-- START OF Selection --
5. | PARTICIPANT RECORDS, POLICIES AND REPRESENTATIONS. |
a. Maintenance of Records. The Participant agrees to maintain records of all sales of Shares made by or through it and to furnish copies of such records to each Trust, Transfer Agent and/or the Distributor upon request.
b. Privacy. The Participant represents that it has procedures in place that are reasonably designed to protect the privacy of non-public personal consumer/customer financial information to the extent required by applicable U.S. Federal and state laws, rules and regulations and will continue to do so throughout the term of this Agreement.
7
c. Shareholder Information. The Participant agrees: (i) subject to any privacy obligations or other obligations arising under the federal or state securities laws it may have to its customers, to assist the Distributor and/or each Trust in ascertaining certain
information regarding sales of Shares made by or through Participant upon the request of each Trust or the Distributor necessary for the Funds to comply with their obligations to distribute information to their shareholders as may be required from time to time under applicable state or federal securities laws, or (ii) in lieu thereof, and at the option of the Participant, the Participant may undertake to deliver to its customers that are shareholders of the Funds, the Prospectuses, as may be amended or supplemented from time to time, proxy material, annual and other reports of the Funds or other similar information that the Funds are obligated or otherwise desire to deliver to their shareholders, after receipt from the Funds or the Distributor of sufficient, reasonable quantities of the same to allow mailing thereof to such customers.
d. Anti-Money Laundering. The Participant represents, covenants and warrants that it has established an anti-money laundering program (“AML Program”) that, at a minimum, (i) designates a compliance officer to administer and oversee the AML Program, (ii) provides ongoing employee training, (iii) includes an independent audit function to test the effectiveness of the AML Program, (iv) establishes internal policies, procedures, and controls that are tailored to its particular business, (v) includes a customer identification program consistent with the rules under section 326 of the USA Patriot Act, (vi) provides for the filing of all necessary anti-money laundering reports including, but not limited to, currency transaction reports and suspicious activity reports, (vii) provides for screening all new and existing customers against reports and suspicious activity reports, (vii) provides for screening all new and existing customers against the Office of Foreign Asset Control list and any other government list that is or becomes required under the USA Patriot Act, and (viii) allows for appropriate regulators to examine its anti-money laundering books and records. The Participant agrees that, throughout the term of this Agreement, it will maintain the AML Program in substantial conformity with the foregoing provisions as may be amended or supplemented by applicable U.S. federal regulations. Any change in the foregoing shall result in the automatic termination of this Agreement, and Participant shall give prompt notice to the Distributor, Transfer Agent and each Trust of such change.
-- END OF Selection --
-- START OF Records --
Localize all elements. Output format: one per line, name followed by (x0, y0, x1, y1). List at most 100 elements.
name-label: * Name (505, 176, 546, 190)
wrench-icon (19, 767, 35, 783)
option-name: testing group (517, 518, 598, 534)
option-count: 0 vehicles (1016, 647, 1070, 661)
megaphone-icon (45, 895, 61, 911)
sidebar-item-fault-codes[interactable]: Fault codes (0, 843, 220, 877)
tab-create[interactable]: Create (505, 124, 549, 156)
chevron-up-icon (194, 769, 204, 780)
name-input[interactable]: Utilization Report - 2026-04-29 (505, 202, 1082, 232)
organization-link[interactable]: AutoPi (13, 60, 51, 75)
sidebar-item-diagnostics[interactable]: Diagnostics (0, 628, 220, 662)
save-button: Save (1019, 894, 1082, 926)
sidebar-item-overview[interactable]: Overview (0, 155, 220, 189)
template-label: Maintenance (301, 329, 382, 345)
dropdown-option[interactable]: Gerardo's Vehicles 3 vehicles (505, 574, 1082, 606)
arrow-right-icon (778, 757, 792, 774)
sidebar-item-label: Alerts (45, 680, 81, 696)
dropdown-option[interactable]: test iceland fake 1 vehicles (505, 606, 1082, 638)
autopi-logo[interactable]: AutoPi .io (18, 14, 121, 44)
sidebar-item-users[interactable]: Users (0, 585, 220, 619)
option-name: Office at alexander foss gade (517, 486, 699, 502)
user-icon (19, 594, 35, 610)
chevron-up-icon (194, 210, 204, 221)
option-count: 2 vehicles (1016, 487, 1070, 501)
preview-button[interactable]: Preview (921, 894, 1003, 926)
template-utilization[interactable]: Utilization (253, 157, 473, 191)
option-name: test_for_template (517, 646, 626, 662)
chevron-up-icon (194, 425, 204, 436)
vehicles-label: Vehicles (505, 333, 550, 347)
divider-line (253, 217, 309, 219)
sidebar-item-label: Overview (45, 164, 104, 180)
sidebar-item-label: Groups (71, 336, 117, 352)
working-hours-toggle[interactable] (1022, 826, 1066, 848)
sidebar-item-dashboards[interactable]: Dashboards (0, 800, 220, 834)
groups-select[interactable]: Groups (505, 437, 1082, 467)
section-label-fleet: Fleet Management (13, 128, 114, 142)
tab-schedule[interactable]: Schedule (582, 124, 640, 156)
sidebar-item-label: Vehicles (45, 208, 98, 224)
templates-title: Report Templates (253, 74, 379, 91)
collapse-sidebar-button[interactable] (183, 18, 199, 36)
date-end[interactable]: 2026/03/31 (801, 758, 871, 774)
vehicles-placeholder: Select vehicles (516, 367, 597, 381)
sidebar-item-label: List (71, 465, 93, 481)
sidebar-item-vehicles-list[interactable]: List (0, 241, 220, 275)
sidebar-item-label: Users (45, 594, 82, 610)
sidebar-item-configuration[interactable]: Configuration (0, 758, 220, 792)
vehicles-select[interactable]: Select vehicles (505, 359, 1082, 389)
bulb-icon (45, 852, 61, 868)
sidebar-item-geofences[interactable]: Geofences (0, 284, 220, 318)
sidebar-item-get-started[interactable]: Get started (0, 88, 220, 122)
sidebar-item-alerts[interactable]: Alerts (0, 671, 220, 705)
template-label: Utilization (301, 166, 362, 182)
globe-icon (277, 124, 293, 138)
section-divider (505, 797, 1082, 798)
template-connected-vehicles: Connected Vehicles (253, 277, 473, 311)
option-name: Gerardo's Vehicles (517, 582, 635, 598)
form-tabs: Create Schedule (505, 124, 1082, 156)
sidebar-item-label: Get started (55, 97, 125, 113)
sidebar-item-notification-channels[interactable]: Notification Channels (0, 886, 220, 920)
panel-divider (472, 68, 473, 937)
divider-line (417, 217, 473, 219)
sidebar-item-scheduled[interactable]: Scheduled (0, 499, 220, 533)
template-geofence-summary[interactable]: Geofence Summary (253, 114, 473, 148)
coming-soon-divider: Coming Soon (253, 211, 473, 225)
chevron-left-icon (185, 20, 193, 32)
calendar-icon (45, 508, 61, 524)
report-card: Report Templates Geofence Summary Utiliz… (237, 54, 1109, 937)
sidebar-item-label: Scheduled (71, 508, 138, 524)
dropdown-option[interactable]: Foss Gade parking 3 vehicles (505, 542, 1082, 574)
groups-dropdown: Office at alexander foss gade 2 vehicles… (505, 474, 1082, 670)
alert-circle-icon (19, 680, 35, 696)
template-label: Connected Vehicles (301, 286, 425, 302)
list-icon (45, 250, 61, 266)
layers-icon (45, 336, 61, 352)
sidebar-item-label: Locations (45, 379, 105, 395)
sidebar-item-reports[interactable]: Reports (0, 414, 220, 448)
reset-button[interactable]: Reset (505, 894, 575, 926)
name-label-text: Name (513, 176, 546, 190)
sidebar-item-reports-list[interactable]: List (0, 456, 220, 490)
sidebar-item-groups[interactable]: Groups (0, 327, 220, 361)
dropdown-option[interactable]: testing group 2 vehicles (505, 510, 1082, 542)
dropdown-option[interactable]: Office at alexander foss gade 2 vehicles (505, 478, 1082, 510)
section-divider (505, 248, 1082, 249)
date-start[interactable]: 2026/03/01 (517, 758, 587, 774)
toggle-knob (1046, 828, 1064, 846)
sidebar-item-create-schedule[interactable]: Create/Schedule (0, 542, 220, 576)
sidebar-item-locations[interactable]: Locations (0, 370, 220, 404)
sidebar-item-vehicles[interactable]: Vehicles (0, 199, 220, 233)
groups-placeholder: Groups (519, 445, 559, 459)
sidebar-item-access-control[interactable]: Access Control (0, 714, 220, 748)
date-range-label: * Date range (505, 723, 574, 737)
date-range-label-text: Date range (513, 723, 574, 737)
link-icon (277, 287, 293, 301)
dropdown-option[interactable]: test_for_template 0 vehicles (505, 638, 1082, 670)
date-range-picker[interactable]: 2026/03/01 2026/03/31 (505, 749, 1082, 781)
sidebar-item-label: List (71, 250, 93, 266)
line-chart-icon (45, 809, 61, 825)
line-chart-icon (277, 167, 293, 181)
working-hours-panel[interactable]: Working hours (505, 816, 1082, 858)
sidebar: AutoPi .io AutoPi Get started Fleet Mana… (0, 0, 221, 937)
-- END OF Records --
What is needed: Repeat word for word the part of the agreement passage that opens with the words containing "5. | PARTICIPANT" and closes with "of this Agreement.". Work from the agreement passage alone.

Written answer:
5. | PARTICIPANT RECORDS, POLICIES AND REPRESENTATIONS. |
a. Maintenance of Records. The Participant agrees to maintain records of all sales of Shares made by or through it and to furnish copies of such records to each Trust, Transfer Agent and/or the Distributor upon request.
b. Privacy. The Participant represents that it has procedures in place that are reasonably designed to protect the privacy of non-public personal consumer/customer financial information to the extent required by applicable U.S. Federal and state laws, rules and regulations and will continue to do so throughout the term of this Agreement.